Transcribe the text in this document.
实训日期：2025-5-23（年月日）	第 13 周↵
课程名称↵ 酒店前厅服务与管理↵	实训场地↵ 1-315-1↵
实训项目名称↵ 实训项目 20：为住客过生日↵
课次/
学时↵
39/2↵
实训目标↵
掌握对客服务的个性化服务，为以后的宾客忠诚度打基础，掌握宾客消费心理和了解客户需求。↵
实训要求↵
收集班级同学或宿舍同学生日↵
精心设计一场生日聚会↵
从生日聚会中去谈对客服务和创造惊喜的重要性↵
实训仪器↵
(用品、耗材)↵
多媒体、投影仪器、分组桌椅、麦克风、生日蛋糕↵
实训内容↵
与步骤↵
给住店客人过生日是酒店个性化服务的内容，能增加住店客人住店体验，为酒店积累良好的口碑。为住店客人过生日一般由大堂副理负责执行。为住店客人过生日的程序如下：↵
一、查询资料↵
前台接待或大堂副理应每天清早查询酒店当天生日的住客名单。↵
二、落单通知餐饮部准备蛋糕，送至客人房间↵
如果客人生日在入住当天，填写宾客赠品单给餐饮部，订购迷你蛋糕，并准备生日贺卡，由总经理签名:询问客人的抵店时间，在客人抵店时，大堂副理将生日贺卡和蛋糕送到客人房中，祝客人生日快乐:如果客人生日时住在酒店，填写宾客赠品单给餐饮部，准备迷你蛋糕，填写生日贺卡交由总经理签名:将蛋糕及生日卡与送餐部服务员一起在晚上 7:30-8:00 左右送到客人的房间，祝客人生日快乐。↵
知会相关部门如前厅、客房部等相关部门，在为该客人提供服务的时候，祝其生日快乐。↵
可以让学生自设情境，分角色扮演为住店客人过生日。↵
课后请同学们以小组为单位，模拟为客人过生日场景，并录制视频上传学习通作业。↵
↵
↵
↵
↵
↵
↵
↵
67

========================================

Task statement. Copy every line verbatim.

Result for this task.
Transcribe the text in this document.
实训日期：2025-5-23（年月日）	第 13 周↵
课程名称↵ 酒店前厅服务与管理↵	实训场地↵ 1-315-1↵
实训项目名称↵ 实训项目 20：为住客过生日↵
课次/
学时↵
39/2↵
实训目标↵
掌握对客服务的个性化服务，为以后的宾客忠诚度打基础，掌握宾客消费心理和了解客户需求。↵
实训要求↵
收集班级同学或宿舍同学生日↵
精心设计一场生日聚会↵
从生日聚会中去谈对客服务和创造惊喜的重要性↵
实训仪器↵
(用品、耗材)↵
多媒体、投影仪器、分组桌椅、麦克风、生日蛋糕↵
实训内容↵
与步骤↵
给住店客人过生日是酒店个性化服务的内容，能增加住店客人住店体验，为酒店积累良好的口碑。为住店客人过生日一般由大堂副理负责执行。为住店客人过生日的程序如下：↵
一、查询资料↵
前台接待或大堂副理应每天清早查询酒店当天生日的住客名单。↵
二、落单通知餐饮部准备蛋糕，送至客人房间↵
如果客人生日在入住当天，填写宾客赠品单给餐饮部，订购迷你蛋糕，并准备生日贺卡，由总经理签名:询问客人的抵店时间，在客人抵店时，大堂副理将生日贺卡和蛋糕送到客人房中，祝客人生日快乐:如果客人生日时住在酒店，填写宾客赠品单给餐饮部，准备迷你蛋糕，填写生日贺卡交由总经理签名:将蛋糕及生日卡与送餐部服务员一起在晚上 7:30-8:00 左右送到客人的房间，祝客人生日快乐。↵
知会相关部门如前厅、客房部等相关部门，在为该客人提供服务的时候，祝其生日快乐。↵
可以让学生自设情境，分角色扮演为住店客人过生日。↵
课后请同学们以小组为单位，模拟为客人过生日场景，并录制视频上传学习通作业。↵
↵
↵
↵
↵
↵
↵
↵
67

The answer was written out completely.